Items from a data source ::

+ + + + +

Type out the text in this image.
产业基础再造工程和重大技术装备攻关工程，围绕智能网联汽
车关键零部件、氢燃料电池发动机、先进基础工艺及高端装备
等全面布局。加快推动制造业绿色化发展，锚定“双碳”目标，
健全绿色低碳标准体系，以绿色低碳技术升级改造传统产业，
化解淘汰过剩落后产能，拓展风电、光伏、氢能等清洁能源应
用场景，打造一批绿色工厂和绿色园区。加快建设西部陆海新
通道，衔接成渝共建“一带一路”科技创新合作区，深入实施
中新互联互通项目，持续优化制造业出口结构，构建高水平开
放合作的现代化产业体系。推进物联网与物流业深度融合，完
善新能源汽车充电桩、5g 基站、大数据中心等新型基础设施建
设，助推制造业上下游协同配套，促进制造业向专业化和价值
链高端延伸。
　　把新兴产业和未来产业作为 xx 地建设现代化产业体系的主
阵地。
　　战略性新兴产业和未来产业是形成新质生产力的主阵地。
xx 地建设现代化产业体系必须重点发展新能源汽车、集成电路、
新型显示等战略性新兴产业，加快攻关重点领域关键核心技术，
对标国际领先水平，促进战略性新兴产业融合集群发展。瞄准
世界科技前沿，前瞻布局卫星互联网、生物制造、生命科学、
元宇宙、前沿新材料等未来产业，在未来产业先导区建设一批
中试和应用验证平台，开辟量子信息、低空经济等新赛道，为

+ + + + +

AIM ::
Copy every record exactly as presented.

COMPLETE OUTPUT ::
Type out the text in this image.
产业基础再造工程和重大技术装备攻关工程，围绕智能网联汽
车关键零部件、氢燃料电池发动机、先进基础工艺及高端装备
等全面布局。加快推动制造业绿色化发展，锚定“双碳”目标，
健全绿色低碳标准体系，以绿色低碳技术升级改造传统产业，
化解淘汰过剩落后产能，拓展风电、光伏、氢能等清洁能源应
用场景，打造一批绿色工厂和绿色园区。加快建设西部陆海新
通道，衔接成渝共建“一带一路”科技创新合作区，深入实施
中新互联互通项目，持续优化制造业出口结构，构建高水平开
放合作的现代化产业体系。推进物联网与物流业深度融合，完
善新能源汽车充电桩、5g 基站、大数据中心等新型基础设施建
设，助推制造业上下游协同配套，促进制造业向专业化和价值
链高端延伸。
　　把新兴产业和未来产业作为 xx 地建设现代化产业体系的主
阵地。
　　战略性新兴产业和未来产业是形成新质生产力的主阵地。
xx 地建设现代化产业体系必须重点发展新能源汽车、集成电路、
新型显示等战略性新兴产业，加快攻关重点领域关键核心技术，
对标国际领先水平，促进战略性新兴产业融合集群发展。瞄准
世界科技前沿，前瞻布局卫星互联网、生物制造、生命科学、
元宇宙、前沿新材料等未来产业，在未来产业先导区建设一批
中试和应用验证平台，开辟量子信息、低空经济等新赛道，为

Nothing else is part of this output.